AIM OF THE EXERCISE
Give the data again exactly as written, skipping any pictures.

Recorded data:
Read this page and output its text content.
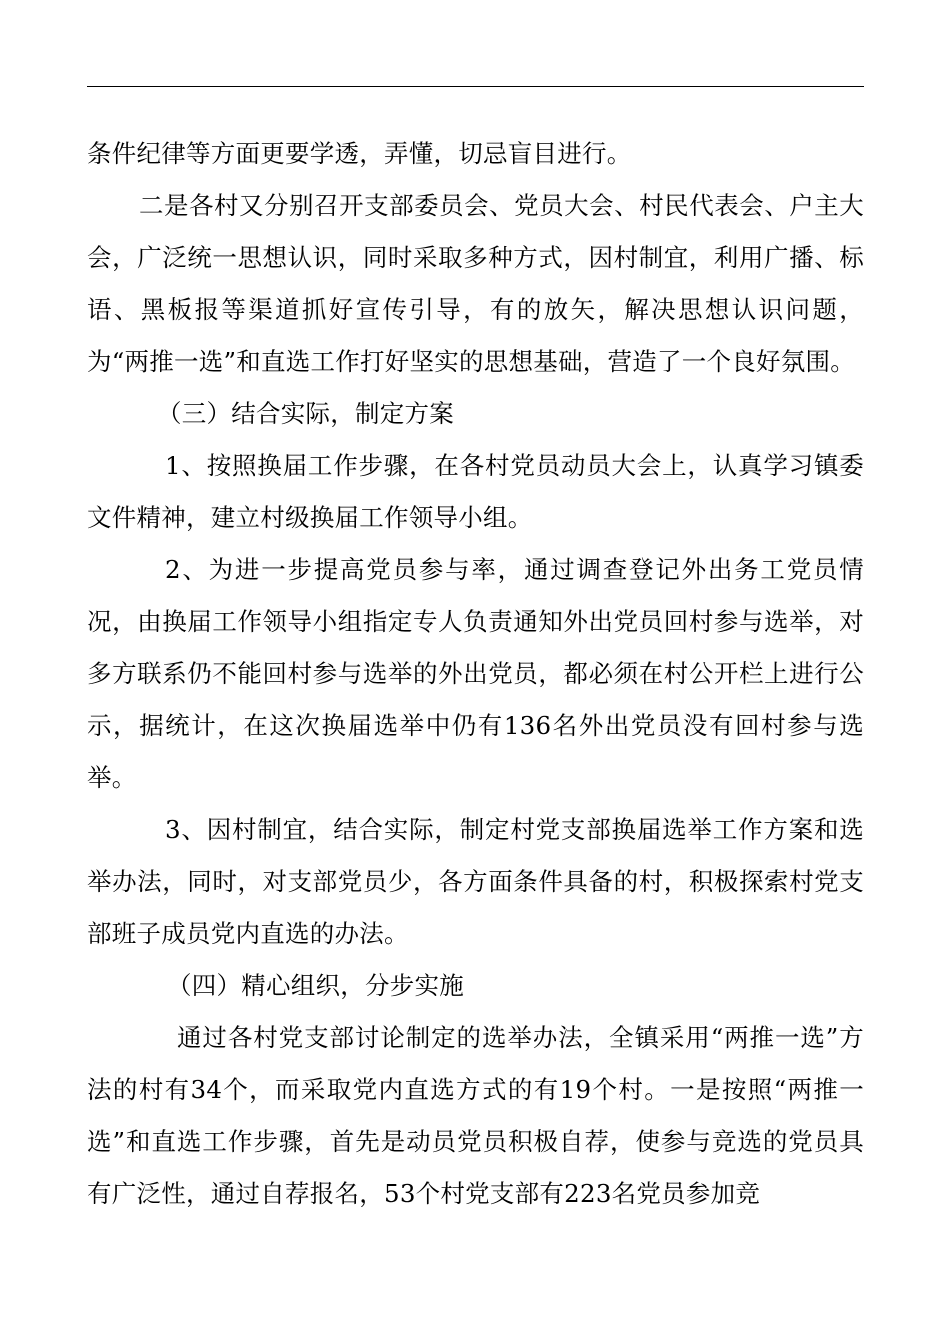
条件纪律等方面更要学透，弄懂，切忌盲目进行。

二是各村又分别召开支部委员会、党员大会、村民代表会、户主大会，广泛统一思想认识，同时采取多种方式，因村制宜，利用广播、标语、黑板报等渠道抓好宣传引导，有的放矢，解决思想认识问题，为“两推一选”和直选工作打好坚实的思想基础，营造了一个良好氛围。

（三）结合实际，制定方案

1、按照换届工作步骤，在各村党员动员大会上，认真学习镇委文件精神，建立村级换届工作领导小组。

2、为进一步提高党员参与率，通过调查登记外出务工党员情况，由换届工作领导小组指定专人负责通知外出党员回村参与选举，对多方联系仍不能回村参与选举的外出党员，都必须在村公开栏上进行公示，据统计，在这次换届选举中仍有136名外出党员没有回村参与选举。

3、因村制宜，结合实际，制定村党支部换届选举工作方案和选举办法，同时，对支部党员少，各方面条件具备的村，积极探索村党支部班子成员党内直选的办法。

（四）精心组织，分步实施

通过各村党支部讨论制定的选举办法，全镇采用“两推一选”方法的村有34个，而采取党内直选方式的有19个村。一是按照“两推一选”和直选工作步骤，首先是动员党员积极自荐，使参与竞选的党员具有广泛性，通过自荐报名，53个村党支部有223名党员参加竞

WRITTEN RESPONSE
Read this page and output its text content.
条件纪律等方面更要学透，弄懂，切忌盲目进行。

二是各村又分别召开支部委员会、党员大会、村民代表会、户主大会，广泛统一思想认识，同时采取多种方式，因村制宜，利用广播、标语、黑板报等渠道抓好宣传引导，有的放矢，解决思想认识问题，为“两推一选”和直选工作打好坚实的思想基础，营造了一个良好氛围。

（三）结合实际，制定方案

1、按照换届工作步骤，在各村党员动员大会上，认真学习镇委文件精神，建立村级换届工作领导小组。

2、为进一步提高党员参与率，通过调查登记外出务工党员情况，由换届工作领导小组指定专人负责通知外出党员回村参与选举，对多方联系仍不能回村参与选举的外出党员，都必须在村公开栏上进行公示，据统计，在这次换届选举中仍有136名外出党员没有回村参与选举。

3、因村制宜，结合实际，制定村党支部换届选举工作方案和选举办法，同时，对支部党员少，各方面条件具备的村，积极探索村党支部班子成员党内直选的办法。

（四）精心组织，分步实施

通过各村党支部讨论制定的选举办法，全镇采用“两推一选”方法的村有34个，而采取党内直选方式的有19个村。一是按照“两推一选”和直选工作步骤，首先是动员党员积极自荐，使参与竞选的党员具有广泛性，通过自荐报名，53个村党支部有223名党员参加竞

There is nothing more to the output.